**Instructions for the task**
Word for word, copy all the data and drop the pictures.

**Dataset records**
========================================
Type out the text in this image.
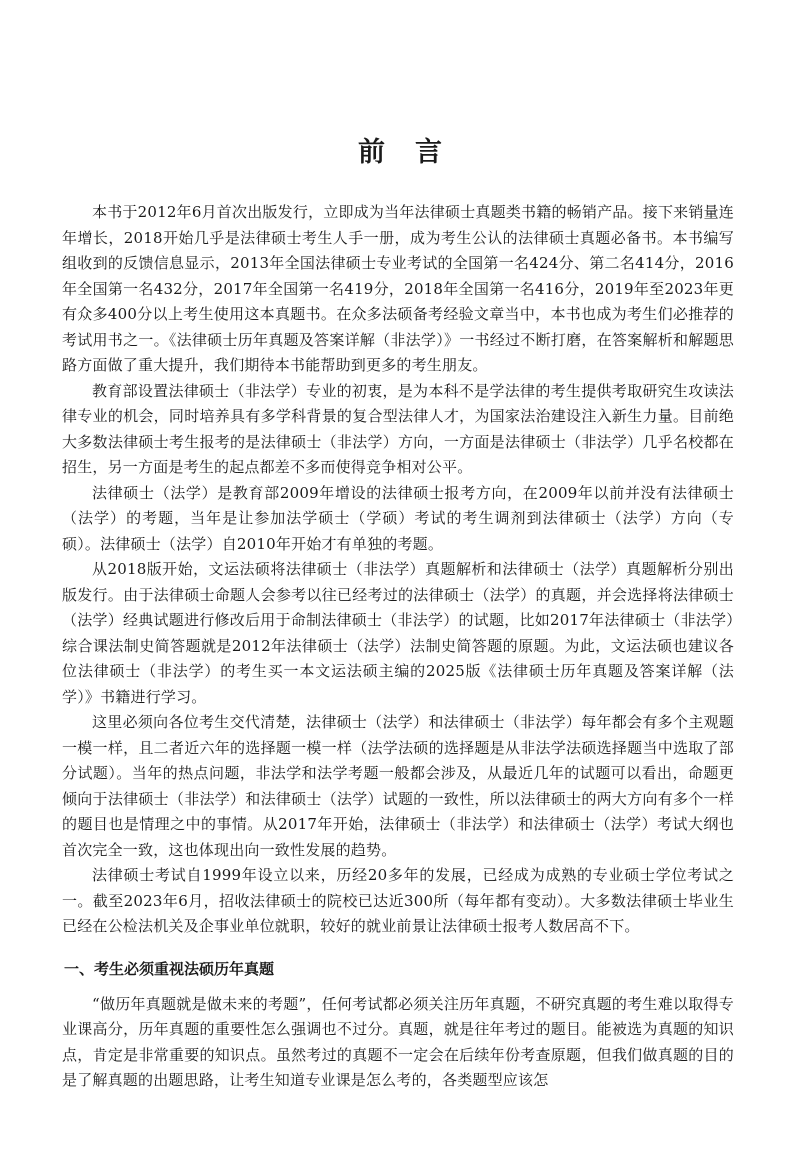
前言

本书于2012年6月首次出版发行，立即成为当年法律硕士真题类书籍的畅销产品。接下来销量连年增长，2018开始几乎是法律硕士考生人手一册，成为考生公认的法律硕士真题必备书。本书编写组收到的反馈信息显示，2013年全国法律硕士专业考试的全国第一名424分、第二名414分，2016年全国第一名432分，2017年全国第一名419分，2018年全国第一名416分，2019年至2023年更有众多400分以上考生使用这本真题书。在众多法硕备考经验文章当中，本书也成为考生们必推荐的考试用书之一。《法律硕士历年真题及答案详解（非法学）》一书经过不断打磨，在答案解析和解题思路方面做了重大提升，我们期待本书能帮助到更多的考生朋友。

教育部设置法律硕士（非法学）专业的初衷，是为本科不是学法律的考生提供考取研究生攻读法律专业的机会，同时培养具有多学科背景的复合型法律人才，为国家法治建设注入新生力量。目前绝大多数法律硕士考生报考的是法律硕士（非法学）方向，一方面是法律硕士（非法学）几乎名校都在招生，另一方面是考生的起点都差不多而使得竞争相对公平。

法律硕士（法学）是教育部2009年增设的法律硕士报考方向，在2009年以前并没有法律硕士（法学）的考题，当年是让参加法学硕士（学硕）考试的考生调剂到法律硕士（法学）方向（专硕）。法律硕士（法学）自2010年开始才有单独的考题。

从2018版开始，文运法硕将法律硕士（非法学）真题解析和法律硕士（法学）真题解析分别出版发行。由于法律硕士命题人会参考以往已经考过的法律硕士（法学）的真题，并会选择将法律硕士（法学）经典试题进行修改后用于命制法律硕士（非法学）的试题，比如2017年法律硕士（非法学）综合课法制史简答题就是2012年法律硕士（法学）法制史简答题的原题。为此，文运法硕也建议各位法律硕士（非法学）的考生买一本文运法硕主编的2025版《法律硕士历年真题及答案详解（法学）》书籍进行学习。

这里必须向各位考生交代清楚，法律硕士（法学）和法律硕士（非法学）每年都会有多个主观题一模一样，且二者近六年的选择题一模一样（法学法硕的选择题是从非法学法硕选择题当中选取了部分试题）。当年的热点问题，非法学和法学考题一般都会涉及，从最近几年的试题可以看出，命题更倾向于法律硕士（非法学）和法律硕士（法学）试题的一致性，所以法律硕士的两大方向有多个一样的题目也是情理之中的事情。从2017年开始，法律硕士（非法学）和法律硕士（法学）考试大纲也首次完全一致，这也体现出向一致性发展的趋势。

法律硕士考试自1999年设立以来，历经20多年的发展，已经成为成熟的专业硕士学位考试之一。截至2023年6月，招收法律硕士的院校已达近300所（每年都有变动）。大多数法律硕士毕业生已经在公检法机关及企事业单位就职，较好的就业前景让法律硕士报考人数居高不下。

一、考生必须重视法硕历年真题

“做历年真题就是做未来的考题”，任何考试都必须关注历年真题，不研究真题的考生难以取得专业课高分，历年真题的重要性怎么强调也不过分。真题，就是往年考过的题目。能被选为真题的知识点，肯定是非常重要的知识点。虽然考过的真题不一定会在后续年份考查原题，但我们做真题的目的是了解真题的出题思路，让考生知道专业课是怎么考的，各类题型应该怎
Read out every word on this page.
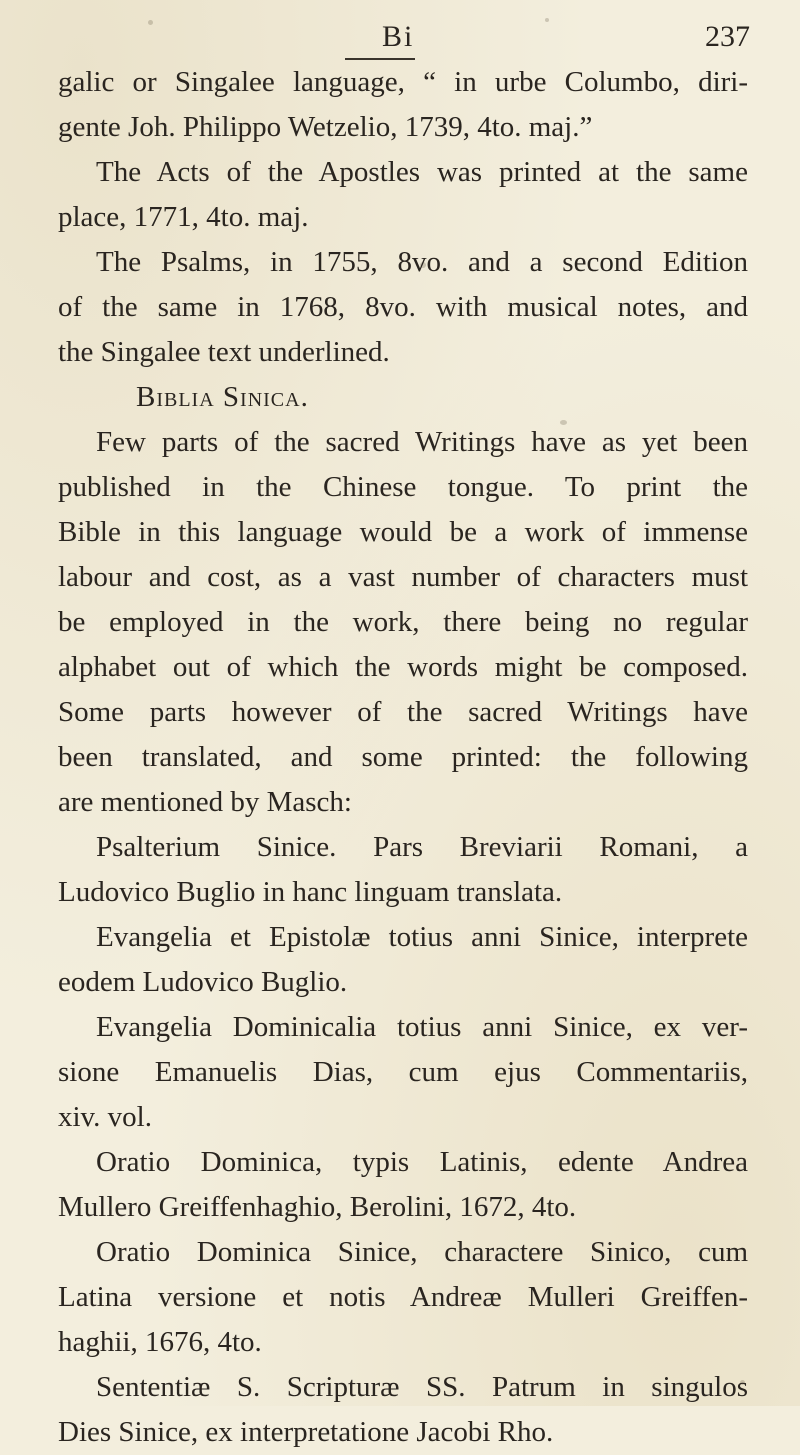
Bi	237

galic or Singalee language, “ in urbe Columbo, diri-

gente Joh. Philippo Wetzelio, 1739, 4to. maj.”

The Acts of the Apostles was printed at the same

place, 1771, 4to. maj.

The Psalms, in 1755, 8vo. and a second Edition

of the same in 1768, 8vo. with musical notes, and

the Singalee text underlined.

Biblia Sinica.

Few parts of the sacred Writings have as yet been

published in the Chinese tongue. To print the

Bible in this language would be a work of immense

labour and cost, as a vast number of characters must

be employed in the work, there being no regular

alphabet out of which the words might be composed.

Some parts however of the sacred Writings have

been translated, and some printed: the following

are mentioned by Masch:

Psalterium Sinice. Pars Breviarii Romani, a

Ludovico Buglio in hanc linguam translata.

Evangelia et Epistolæ totius anni Sinice, interprete

eodem Ludovico Buglio.

Evangelia Dominicalia totius anni Sinice, ex ver-

sione Emanuelis Dias, cum ejus Commentariis,

xiv. vol.

Oratio Dominica, typis Latinis, edente Andrea

Mullero Greiffenhaghio, Berolini, 1672, 4to.

Oratio Dominica Sinice, charactere Sinico, cum

Latina versione et notis Andreæ Mulleri Greiffen-

haghii, 1676, 4to.

Sententiæ S. Scripturæ SS. Patrum in singulos

Dies Sinice, ex interpretatione Jacobi Rho.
========================================
**Expected answer**
Type out the text in this image.
前言

本书于2012年6月首次出版发行，立即成为当年法律硕士真题类书籍的畅销产品。接下来销量连年增长，2018开始几乎是法律硕士考生人手一册，成为考生公认的法律硕士真题必备书。本书编写组收到的反馈信息显示，2013年全国法律硕士专业考试的全国第一名424分、第二名414分，2016年全国第一名432分，2017年全国第一名419分，2018年全国第一名416分，2019年至2023年更有众多400分以上考生使用这本真题书。在众多法硕备考经验文章当中，本书也成为考生们必推荐的考试用书之一。《法律硕士历年真题及答案详解（非法学）》一书经过不断打磨，在答案解析和解题思路方面做了重大提升，我们期待本书能帮助到更多的考生朋友。

教育部设置法律硕士（非法学）专业的初衷，是为本科不是学法律的考生提供考取研究生攻读法律专业的机会，同时培养具有多学科背景的复合型法律人才，为国家法治建设注入新生力量。目前绝大多数法律硕士考生报考的是法律硕士（非法学）方向，一方面是法律硕士（非法学）几乎名校都在招生，另一方面是考生的起点都差不多而使得竞争相对公平。

法律硕士（法学）是教育部2009年增设的法律硕士报考方向，在2009年以前并没有法律硕士（法学）的考题，当年是让参加法学硕士（学硕）考试的考生调剂到法律硕士（法学）方向（专硕）。法律硕士（法学）自2010年开始才有单独的考题。

从2018版开始，文运法硕将法律硕士（非法学）真题解析和法律硕士（法学）真题解析分别出版发行。由于法律硕士命题人会参考以往已经考过的法律硕士（法学）的真题，并会选择将法律硕士（法学）经典试题进行修改后用于命制法律硕士（非法学）的试题，比如2017年法律硕士（非法学）综合课法制史简答题就是2012年法律硕士（法学）法制史简答题的原题。为此，文运法硕也建议各位法律硕士（非法学）的考生买一本文运法硕主编的2025版《法律硕士历年真题及答案详解（法学）》书籍进行学习。

这里必须向各位考生交代清楚，法律硕士（法学）和法律硕士（非法学）每年都会有多个主观题一模一样，且二者近六年的选择题一模一样（法学法硕的选择题是从非法学法硕选择题当中选取了部分试题）。当年的热点问题，非法学和法学考题一般都会涉及，从最近几年的试题可以看出，命题更倾向于法律硕士（非法学）和法律硕士（法学）试题的一致性，所以法律硕士的两大方向有多个一样的题目也是情理之中的事情。从2017年开始，法律硕士（非法学）和法律硕士（法学）考试大纲也首次完全一致，这也体现出向一致性发展的趋势。

法律硕士考试自1999年设立以来，历经20多年的发展，已经成为成熟的专业硕士学位考试之一。截至2023年6月，招收法律硕士的院校已达近300所（每年都有变动）。大多数法律硕士毕业生已经在公检法机关及企事业单位就职，较好的就业前景让法律硕士报考人数居高不下。

一、考生必须重视法硕历年真题

“做历年真题就是做未来的考题”，任何考试都必须关注历年真题，不研究真题的考生难以取得专业课高分，历年真题的重要性怎么强调也不过分。真题，就是往年考过的题目。能被选为真题的知识点，肯定是非常重要的知识点。虽然考过的真题不一定会在后续年份考查原题，但我们做真题的目的是了解真题的出题思路，让考生知道专业课是怎么考的，各类题型应该怎
Read out every word on this page.
Bi	237

galic or Singalee language, “ in urbe Columbo, diri-

gente Joh. Philippo Wetzelio, 1739, 4to. maj.”

The Acts of the Apostles was printed at the same

place, 1771, 4to. maj.

The Psalms, in 1755, 8vo. and a second Edition

of the same in 1768, 8vo. with musical notes, and

the Singalee text underlined.

Biblia Sinica.

Few parts of the sacred Writings have as yet been

published in the Chinese tongue. To print the

Bible in this language would be a work of immense

labour and cost, as a vast number of characters must

be employed in the work, there being no regular

alphabet out of which the words might be composed.

Some parts however of the sacred Writings have

been translated, and some printed: the following

are mentioned by Masch:

Psalterium Sinice. Pars Breviarii Romani, a

Ludovico Buglio in hanc linguam translata.

Evangelia et Epistolæ totius anni Sinice, interprete

eodem Ludovico Buglio.

Evangelia Dominicalia totius anni Sinice, ex ver-

sione Emanuelis Dias, cum ejus Commentariis,

xiv. vol.

Oratio Dominica, typis Latinis, edente Andrea

Mullero Greiffenhaghio, Berolini, 1672, 4to.

Oratio Dominica Sinice, charactere Sinico, cum

Latina versione et notis Andreæ Mulleri Greiffen-

haghii, 1676, 4to.

Sententiæ S. Scripturæ SS. Patrum in singulos

Dies Sinice, ex interpretatione Jacobi Rho.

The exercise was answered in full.